▶ _Given request_: Convert the portion of the listing that opens with the line containing "tick-labels: 0 50" and closes with the line containing "x-tick-label-0: 0 — [516, 312, 523, 326]" into a Markdown table with the columns Row and Line. Number each row and omit any blank lines.

---------- Information given ----------

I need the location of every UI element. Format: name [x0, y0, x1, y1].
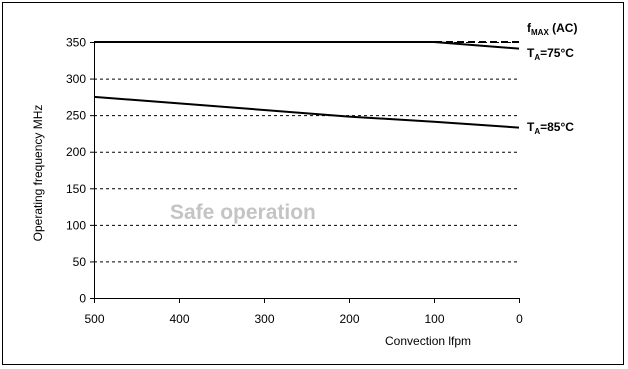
tick-labels: 0 50 100 150 200 250 300 350 500 400 300 200 100 0 — [66, 36, 523, 327]
series-labels: fMAX (AC) TA=75°C TA=85°C — [527, 21, 577, 136]
series-label-0: fMAX (AC) — [527, 21, 577, 37]
y-tick-label-150: 150 — [66, 182, 86, 196]
x-tick-label-200: 200 — [339, 312, 359, 326]
y-tick-label-100: 100 — [66, 218, 86, 232]
chart-frame — [2, 2, 624, 365]
grid-lines — [94, 42, 519, 263]
series-lines — [93, 41, 520, 129]
series-label-2: TA=85°C — [527, 120, 574, 136]
x-tick-label-300: 300 — [254, 312, 274, 326]
x-tick-label-500: 500 — [84, 312, 104, 326]
x-axis-title: Convection lfpm — [385, 334, 471, 348]
y-tick-label-350: 350 — [66, 36, 86, 50]
x-tick-label-100: 100 — [424, 312, 444, 326]
x-tick-label-0: 0 — [516, 312, 523, 326]
x-tick-label-400: 400 — [169, 312, 189, 326]
safe-operation-annotation: Safe operation — [170, 201, 316, 224]
y-tick-label-50: 50 — [73, 255, 87, 269]
y-tick-label-0: 0 — [79, 292, 86, 306]
y-axis-title: Operating frequency MHz — [31, 105, 45, 242]
y-tick-label-300: 300 — [66, 72, 86, 86]
series-label-1: TA=75°C — [527, 46, 574, 62]
y-tick-label-250: 250 — [66, 109, 86, 123]
series-line-1 — [94, 41, 520, 50]
series-line-2 — [93, 95, 520, 129]
axes — [90, 42, 520, 303]
y-tick-label-200: 200 — [66, 145, 86, 159]
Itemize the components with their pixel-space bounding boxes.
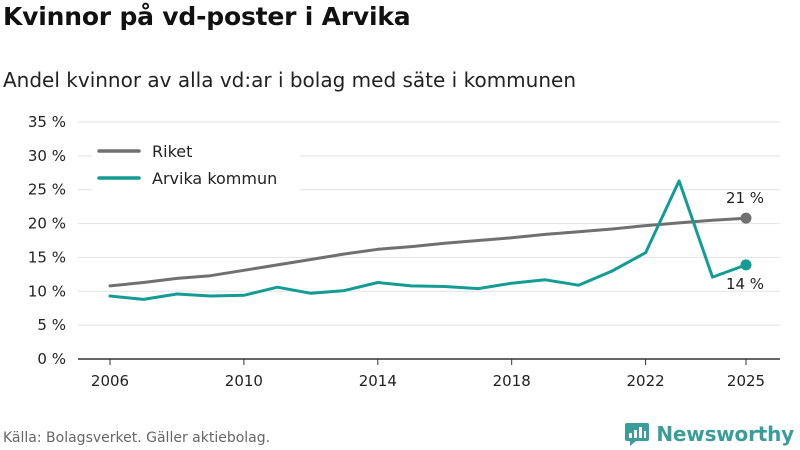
chart-title: Kvinnor på vd-poster i Arvika — [3, 2, 411, 31]
y-tick-label: 10 % — [28, 282, 66, 300]
x-tick-label: 2022 — [626, 372, 664, 390]
chart-subtitle: Andel kvinnor av alla vd:ar i bolag med … — [3, 68, 576, 92]
x-tick-label: 2025 — [727, 372, 765, 390]
x-tick-label: 2010 — [225, 372, 263, 390]
y-tick-label: 20 % — [28, 215, 66, 233]
end-label-riket: 21 % — [726, 189, 764, 207]
end-label-arvika: 14 % — [726, 275, 764, 293]
legend-label: Riket — [152, 142, 192, 161]
end-point-riket — [740, 212, 752, 224]
newsworthy-logo-icon — [625, 423, 650, 446]
x-tick-label: 2014 — [359, 372, 397, 390]
y-tick-label: 15 % — [28, 248, 66, 266]
y-tick-label: 0 % — [37, 350, 66, 368]
series-line-riket — [108, 216, 748, 288]
brand-name: Newsworthy — [656, 422, 794, 446]
legend-box — [92, 136, 300, 194]
brand-logo[interactable]: Newsworthy — [624, 421, 794, 447]
x-tick-label: 2006 — [91, 372, 129, 390]
series-line-arvika — [108, 179, 748, 301]
legend-label: Arvika kommun — [152, 169, 277, 188]
y-tick-label: 25 % — [28, 181, 66, 199]
y-tick-label: 35 % — [28, 113, 66, 131]
end-point-arvika — [740, 259, 752, 271]
y-tick-label: 30 % — [28, 147, 66, 165]
source-note: Källa: Bolagsverket. Gäller aktiebolag. — [3, 430, 271, 446]
y-tick-label: 5 % — [37, 316, 66, 334]
x-tick-label: 2018 — [493, 372, 531, 390]
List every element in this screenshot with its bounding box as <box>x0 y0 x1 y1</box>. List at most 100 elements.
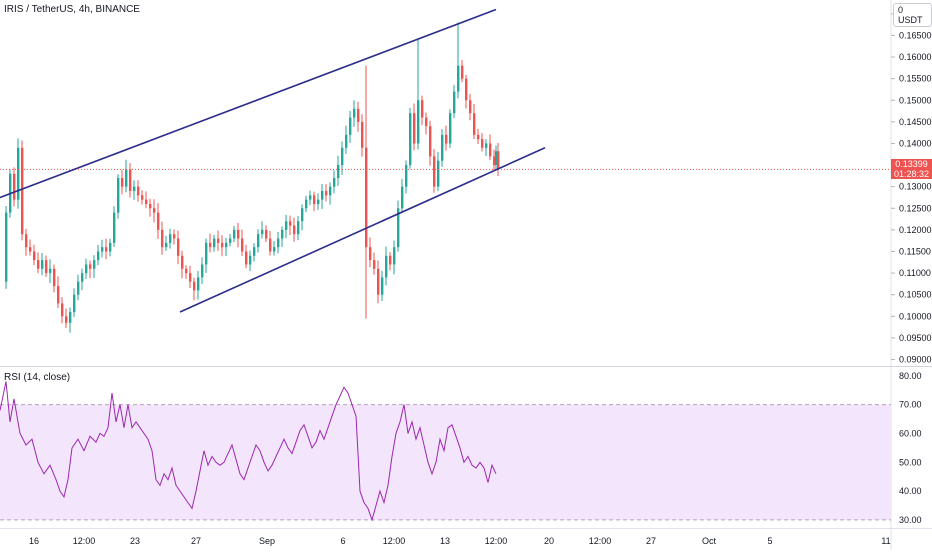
candle-body <box>253 247 256 256</box>
candle-body <box>341 147 344 166</box>
candle-body <box>105 247 108 252</box>
candle-body <box>477 134 480 140</box>
candle-body <box>157 212 160 230</box>
rsi-tick-label: 30.00 <box>899 515 922 525</box>
price-tick-label: 0.09000 <box>899 355 932 365</box>
time-tick-label: 13 <box>440 536 450 546</box>
candle-body <box>169 234 172 243</box>
price-tick-label: 0.15500 <box>899 74 932 84</box>
candle-body <box>73 294 76 312</box>
time-tick-label: 20 <box>544 536 554 546</box>
trendline <box>0 8 497 199</box>
candle-body <box>149 203 152 209</box>
candle-body <box>237 229 240 239</box>
candle-body <box>85 264 88 274</box>
candle-body <box>189 273 192 282</box>
candle-body <box>233 229 236 239</box>
price-tick-label: 0.09500 <box>899 333 932 343</box>
price-tick-label: 0.14000 <box>899 138 932 148</box>
price-tick-label: 0.15000 <box>899 95 932 105</box>
candle-body <box>381 277 384 295</box>
candle-body <box>265 229 268 239</box>
candle-body <box>77 281 80 295</box>
currency-button[interactable]: 0 USDT <box>893 3 932 27</box>
candle-body <box>225 242 228 248</box>
candle-body <box>269 238 272 252</box>
candle-body <box>357 108 360 122</box>
candle-body <box>245 251 248 265</box>
candle-body <box>133 186 136 191</box>
time-tick-label: 16 <box>29 536 39 546</box>
candle-body <box>461 65 464 79</box>
candle-body <box>221 242 224 248</box>
candle-body <box>81 273 84 282</box>
candle-body <box>121 178 124 187</box>
symbol-title[interactable]: IRIS / TetherUS, 4h, BINANCE <box>4 4 140 15</box>
candle-body <box>193 281 196 291</box>
candle-body <box>489 143 492 157</box>
time-tick-label: 12:00 <box>73 536 96 546</box>
candle-body <box>373 260 376 269</box>
candle-body <box>425 117 428 127</box>
rsi-tick-label: 60.00 <box>899 428 922 438</box>
candle-body <box>493 156 496 166</box>
candle-body <box>201 264 204 278</box>
candle-body <box>145 199 148 204</box>
candle-body <box>497 151 500 170</box>
candle-body <box>377 268 380 295</box>
price-tick-label: 0.14500 <box>899 117 932 127</box>
candle-body <box>305 199 308 209</box>
candle-body <box>285 221 288 230</box>
last-price-tag: 0.13399 01:28:32 <box>891 159 932 180</box>
price-tick-label: 0.10500 <box>899 290 932 300</box>
candle-body <box>437 160 440 187</box>
candle-body <box>369 247 372 261</box>
candle-body <box>21 147 24 235</box>
candle-body <box>213 238 216 248</box>
price-tick-label: 0.10000 <box>899 311 932 321</box>
candle-body <box>101 247 104 252</box>
time-tick-label: 12:00 <box>383 536 406 546</box>
candle-body <box>349 117 352 135</box>
candle-body <box>109 242 112 252</box>
time-tick-label: 23 <box>130 536 140 546</box>
rsi-tick-label: 80.00 <box>899 371 922 381</box>
candle-body <box>337 165 340 179</box>
candle-body <box>321 190 324 200</box>
candle-body <box>469 100 472 114</box>
candle-body <box>429 126 432 157</box>
candle-body <box>25 234 28 248</box>
price-tick-label: 0.13000 <box>899 182 932 192</box>
rsi-line <box>0 381 497 522</box>
time-tick-label: 12:00 <box>485 536 508 546</box>
candle-body <box>345 134 348 148</box>
candle-body <box>177 238 180 256</box>
candle-body <box>185 268 188 274</box>
rsi-layer <box>0 381 497 522</box>
candle-body <box>449 113 452 144</box>
candle-body <box>421 100 424 118</box>
candle-body <box>313 195 316 204</box>
price-tick-label: 0.16000 <box>899 52 932 62</box>
candle-body <box>281 229 284 239</box>
last-price-value: 0.13399 <box>895 159 928 170</box>
candle-body <box>209 242 212 248</box>
trend-layer <box>0 8 546 313</box>
candle-body <box>333 178 336 187</box>
candle-body <box>277 238 280 248</box>
candle-body <box>141 195 144 200</box>
rsi-indicator-label[interactable]: RSI (14, close) <box>4 372 71 383</box>
candle-body <box>93 260 96 269</box>
currency-caret: 0 <box>898 5 904 15</box>
candle-body <box>465 78 468 101</box>
candle-body <box>301 208 304 222</box>
candle-body <box>445 134 448 144</box>
candle-body <box>45 260 48 274</box>
candle-body <box>397 208 400 248</box>
candle-body <box>137 186 140 196</box>
candle-body <box>69 311 72 323</box>
candle-body <box>473 113 476 135</box>
candle-body <box>13 173 16 200</box>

----------

▶ _Solution to the exercise_:
| Row | Line |
|---|---|
| 1 | tick-labels: 0 50 100 150 200 250 300 350 500 400 300 200 100 0 — [66, 36, 523, 327] |
| 2 | series-labels: fMAX (AC) TA=75°C TA=85°C — [527, 21, 577, 136] |
| 3 | series-label-0: fMAX (AC) — [527, 21, 577, 37] |
| 4 | y-tick-label-150: 150 — [66, 182, 86, 196] |
| 5 | x-tick-label-200: 200 — [339, 312, 359, 326] |
| 6 | y-tick-label-100: 100 — [66, 218, 86, 232] |
| 7 | chart-frame — [2, 2, 624, 365] |
| 8 | grid-lines — [94, 42, 519, 263] |
| 9 | series-lines — [93, 41, 520, 129] |
| 10 | series-label-2: TA=85°C — [527, 120, 574, 136] |
| 11 | x-tick-label-300: 300 — [254, 312, 274, 326] |
| 12 | x-tick-label-500: 500 — [84, 312, 104, 326] |
| 13 | x-axis-title: Convection lfpm — [385, 334, 471, 348] |
| 14 | y-tick-label-350: 350 — [66, 36, 86, 50] |
| 15 | x-tick-label-100: 100 — [424, 312, 444, 326] |
| 16 | x-tick-label-0: 0 — [516, 312, 523, 326] |